(Problem statement):
Pick up the class instrumentation page at the point where it ends and keep writing it.

(Text):
>> BEGIN
Class Instrumentation

Class instrumentation allows you to instrument any sklearn compatible class which is a component of an estimator instance (or its metaestimator hierarchy).

Class instrumentation crawls the estimator instance’s hierarchy, instrumenting only the objects’ classes which subclasses of sklearn.base.BaseEstimator.

This is similar to instance instrumentation, except we instrument the estimators’ classes rather than the estimator instances. Class instrumentation is ideal when performing fit operations, due to the copying/cloning that sometimes happens within sklearn metaestimators.

In general, class instrumentation will be faster and consume less memory than package instrumentation.

Examples

Instrument an estimator’s classes. Inspect the memory usage of the process before and after class instrumentation compared to package instrumentation. Also measure the time elapsed.

import logging
import os
import time

import psutil
from sklearn.datasets import load_iris
from sklearn.decomposition import PCA
from sklearn.ensemble import RandomForestClassifier
from sklearn.pipeline import FeatureUnion
from sklearn.pipeline import Pipeline
from sklearn.preprocessing import StandardScaler

from sklearn_instrumentation import SklearnInstrumentor
from sklearn_instrumentation.instruments.logging import TimeElapsedLogger

logging.basicConfig(level=logging.INFO)

ss = StandardScaler()
pca = PCA(n_components=3)
rf = RandomForestClassifier()
classification_model = Pipeline(
    steps=[
        (
            "fu",
            FeatureUnion(
                transformer_list=[
                    ("ss", ss),
                    ("pca", pca),
                ]
            ),
        ),
        ("rf", rf),
    ]
)
>> END
(Supplied material):
>> BEGIN
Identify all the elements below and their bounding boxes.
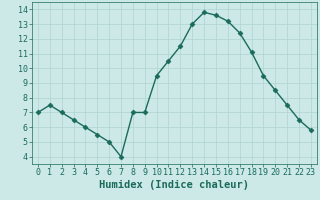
X-axis label: Humidex (Indice chaleur): Humidex (Indice chaleur) — [100, 180, 249, 190]
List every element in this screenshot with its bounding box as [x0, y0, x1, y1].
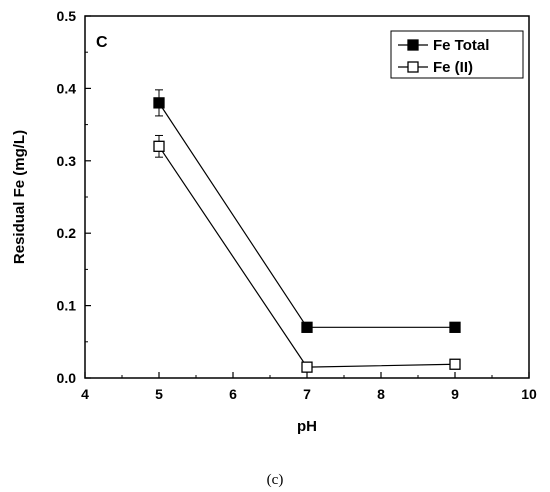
>> END
(Final answer):
X, y = load_iris(return_X_y=True)
classification_model.fit(X, y)

instrumentor = SklearnInstrumentor(instrument=TimeElapsedLogger())

process = psutil.Process(os.getpid())
print("Memory before instrumentation: " + str(process.memory_info().rss))
start = time.time()
instrumentor.instrument_instance_classes(classification_model)
print("Time elapsed class instrumentation: " + str(time.time() - start))
print("Memory after class instrumentation: " + str(process.memory_info().rss))
instrumentor.uninstrument_instance_classes(classification_model)
start = time.time()
instrumentor.instrument_package("sklearn")
print("Time elapsed package instrumentation: " + str(time.time() - start))
print("Memory after package instrumentation: " + str(process.memory_info().rss))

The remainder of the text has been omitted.